Исходный текст >>
Здесь исток всей новеллы, в которой простак посмеялся над мудрыми, безнаказанность заменена наказанием (мужчины стали рогоносцами, а женщины потеряли свою репутацию). Казалось бы, перед нами действительно пошлый анекдот о мужьях-рогоносцах и удали «колченогого» пономаря. Именно так была воспринята гончаровская новелла.
Однако автор, заставляя предположить три повторяющихся «боккаччиевских» грехопадения, совершившиеся в шалаше пономаря Еремы, ведет нас ложным путем банальных домыслов о чужом грехе. В том-то и дело, что суть новеллы определена от начала до конца господствующим религиозным фоном. Никакого грехопадения в новелле… не показано!
Напротив, автор подчеркивает простую для христианина мысль: как легко осудить ближнего и, ничего не видев, предположить худшее, которое кажется столь очевидным! В новелле Ерема действительно набожен, действительно смиренен. В «Ухе» действует закон обманутого ожидания. На самом деле — перед нами новелла не в духе Боккаччо, но произведение чисто религиозное — о набожности внешней и внутренней, сокрытой.
Мы не знаем, что происходило в шалаше Еремы и почему женщины, пробывшие там по часу каждая, выходили оттуда в задумчивости. Если Ерема глубоко религиозен, под смех и улюлюканье ближних серьезно творит крестные знамения и молится святым, чьим именем названа церковь (Ерема, проезжая мимо церквей, просит святого заступничества Пресвятой Троицы, Пресвятой Богородицы Тихвинской и святого Иоанна Крестителя, за что получает тычки в спину и насмешки от своих спутников), то, скорее всего, речь может идти совсем не об авантюрном любовном приключении, но о… проповеди. Лишь «испорченное воображение» пошлого читателя заставляет предположить, что в шалаше Еремы женщины изменяют своим мужьям.
Получается, что в новелле, в соответствии с евангельской заповедью, «первые стали последними, а последние первыми», «плачущие воссмеялись» (Лк., 6: 21). В новелле совершилось великое, по сути, нравственное действо: женщины полностью пересмотрели свое отношение к Ереме, увидели в Ереме человека полноценного («Он тоже человек, как все люди»). Перед нами случай «воздаяния» праведникам за праведность их. В этом смысле тема «Ухи» может быть однозначно определена как тема христианского смирения и истинной, сокрытой от глаз «умных и разумных» праведности «простецов».

Записи данных >>
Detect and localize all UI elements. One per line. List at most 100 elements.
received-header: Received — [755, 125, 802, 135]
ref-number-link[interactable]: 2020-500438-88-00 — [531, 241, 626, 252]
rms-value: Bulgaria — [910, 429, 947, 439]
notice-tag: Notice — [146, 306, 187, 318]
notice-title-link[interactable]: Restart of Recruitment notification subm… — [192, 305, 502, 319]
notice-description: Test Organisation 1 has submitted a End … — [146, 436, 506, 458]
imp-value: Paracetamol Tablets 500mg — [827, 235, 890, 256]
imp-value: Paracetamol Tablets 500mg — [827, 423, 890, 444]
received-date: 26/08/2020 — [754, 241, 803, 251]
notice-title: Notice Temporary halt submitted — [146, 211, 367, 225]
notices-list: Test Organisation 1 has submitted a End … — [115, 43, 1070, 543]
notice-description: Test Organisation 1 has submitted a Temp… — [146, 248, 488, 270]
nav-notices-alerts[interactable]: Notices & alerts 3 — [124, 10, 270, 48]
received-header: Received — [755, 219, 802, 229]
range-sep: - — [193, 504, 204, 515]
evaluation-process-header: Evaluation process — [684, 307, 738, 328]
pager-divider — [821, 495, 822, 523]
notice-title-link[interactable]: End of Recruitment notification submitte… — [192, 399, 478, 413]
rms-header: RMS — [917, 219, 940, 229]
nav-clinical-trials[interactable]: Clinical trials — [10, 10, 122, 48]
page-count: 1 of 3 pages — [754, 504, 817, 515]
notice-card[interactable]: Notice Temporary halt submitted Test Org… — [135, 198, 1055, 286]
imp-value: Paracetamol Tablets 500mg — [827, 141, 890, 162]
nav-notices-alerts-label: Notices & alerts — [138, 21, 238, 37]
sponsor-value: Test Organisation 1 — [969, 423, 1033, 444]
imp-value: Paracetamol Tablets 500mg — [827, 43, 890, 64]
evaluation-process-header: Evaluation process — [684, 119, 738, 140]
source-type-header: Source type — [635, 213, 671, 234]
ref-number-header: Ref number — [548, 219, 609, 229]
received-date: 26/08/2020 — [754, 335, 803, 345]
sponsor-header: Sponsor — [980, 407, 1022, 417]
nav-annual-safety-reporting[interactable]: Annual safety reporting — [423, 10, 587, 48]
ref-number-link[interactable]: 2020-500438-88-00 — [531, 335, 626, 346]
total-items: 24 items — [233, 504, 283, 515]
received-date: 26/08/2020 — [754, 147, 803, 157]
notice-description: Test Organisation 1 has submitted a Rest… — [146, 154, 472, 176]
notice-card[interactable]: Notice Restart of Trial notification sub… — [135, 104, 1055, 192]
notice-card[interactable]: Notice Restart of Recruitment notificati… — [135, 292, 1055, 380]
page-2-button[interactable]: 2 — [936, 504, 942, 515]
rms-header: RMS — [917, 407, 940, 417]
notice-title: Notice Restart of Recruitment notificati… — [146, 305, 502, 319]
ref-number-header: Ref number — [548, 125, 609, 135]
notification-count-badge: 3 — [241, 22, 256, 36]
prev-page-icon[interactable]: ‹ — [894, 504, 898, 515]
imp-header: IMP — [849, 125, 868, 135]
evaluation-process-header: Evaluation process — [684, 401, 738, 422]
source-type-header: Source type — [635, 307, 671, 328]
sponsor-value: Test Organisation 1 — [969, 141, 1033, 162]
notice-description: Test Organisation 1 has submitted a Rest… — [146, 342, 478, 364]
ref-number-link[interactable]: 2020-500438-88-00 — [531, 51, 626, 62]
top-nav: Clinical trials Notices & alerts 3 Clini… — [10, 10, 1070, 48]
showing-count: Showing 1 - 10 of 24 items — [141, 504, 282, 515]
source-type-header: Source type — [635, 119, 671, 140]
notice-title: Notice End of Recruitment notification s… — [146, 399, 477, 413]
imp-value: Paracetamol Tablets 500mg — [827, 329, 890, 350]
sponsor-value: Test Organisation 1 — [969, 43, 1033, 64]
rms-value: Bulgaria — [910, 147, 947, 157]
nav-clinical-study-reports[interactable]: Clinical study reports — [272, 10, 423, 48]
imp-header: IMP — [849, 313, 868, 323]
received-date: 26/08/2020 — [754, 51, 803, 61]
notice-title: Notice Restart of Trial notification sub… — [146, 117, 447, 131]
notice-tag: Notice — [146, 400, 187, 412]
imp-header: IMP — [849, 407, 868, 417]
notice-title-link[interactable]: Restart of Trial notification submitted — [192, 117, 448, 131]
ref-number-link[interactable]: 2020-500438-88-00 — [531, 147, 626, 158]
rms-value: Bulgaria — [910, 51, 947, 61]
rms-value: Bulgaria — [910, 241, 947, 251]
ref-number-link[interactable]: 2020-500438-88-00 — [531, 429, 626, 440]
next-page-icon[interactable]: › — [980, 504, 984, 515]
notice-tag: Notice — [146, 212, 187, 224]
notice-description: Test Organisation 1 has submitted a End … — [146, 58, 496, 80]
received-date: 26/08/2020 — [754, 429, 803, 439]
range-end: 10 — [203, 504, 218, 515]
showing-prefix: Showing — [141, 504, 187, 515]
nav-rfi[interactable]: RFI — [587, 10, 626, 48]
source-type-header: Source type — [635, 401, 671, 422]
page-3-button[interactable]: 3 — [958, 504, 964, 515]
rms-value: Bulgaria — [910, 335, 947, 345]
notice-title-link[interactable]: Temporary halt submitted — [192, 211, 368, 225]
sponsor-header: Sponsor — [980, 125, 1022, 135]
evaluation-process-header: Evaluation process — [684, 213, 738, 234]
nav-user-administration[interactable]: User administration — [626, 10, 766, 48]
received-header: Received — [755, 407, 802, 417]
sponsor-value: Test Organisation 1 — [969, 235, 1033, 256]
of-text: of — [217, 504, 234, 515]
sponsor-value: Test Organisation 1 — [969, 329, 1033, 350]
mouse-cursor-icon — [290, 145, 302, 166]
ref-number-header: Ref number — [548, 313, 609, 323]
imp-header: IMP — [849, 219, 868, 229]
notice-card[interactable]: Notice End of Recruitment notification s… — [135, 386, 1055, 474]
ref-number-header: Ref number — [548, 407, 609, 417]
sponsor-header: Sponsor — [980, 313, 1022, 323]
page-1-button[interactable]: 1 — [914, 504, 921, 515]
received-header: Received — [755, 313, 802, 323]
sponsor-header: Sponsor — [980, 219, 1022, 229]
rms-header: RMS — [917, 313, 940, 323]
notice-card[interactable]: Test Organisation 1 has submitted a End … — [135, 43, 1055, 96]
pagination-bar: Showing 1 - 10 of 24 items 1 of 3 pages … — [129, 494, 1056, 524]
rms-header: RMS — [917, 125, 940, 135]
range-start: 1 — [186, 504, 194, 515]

Задачи >>
1. Чьего заступничества просит Ерема, проезжая мимо церквей, согласно исходному тексту?
2. Воспроизведите дословно фрагмент исходного текста от слов «Здесь исток всей» до слов «воспринята гончаровская новелла.».

Ответы по задачам >>
1. Пресвятой Троицы, Пресвятой Богородицы Тихвинской и святого Иоанна Крестителя.

2.
Здесь исток всей новеллы, в которой простак посмеялся над мудрыми, безнаказанность заменена наказанием (мужчины стали рогоносцами, а женщины потеряли свою репутацию). Казалось бы, перед нами действительно пошлый анекдот о мужьях-рогоносцах и удали «колченогого» пономаря. Именно так была воспринята гончаровская новелла.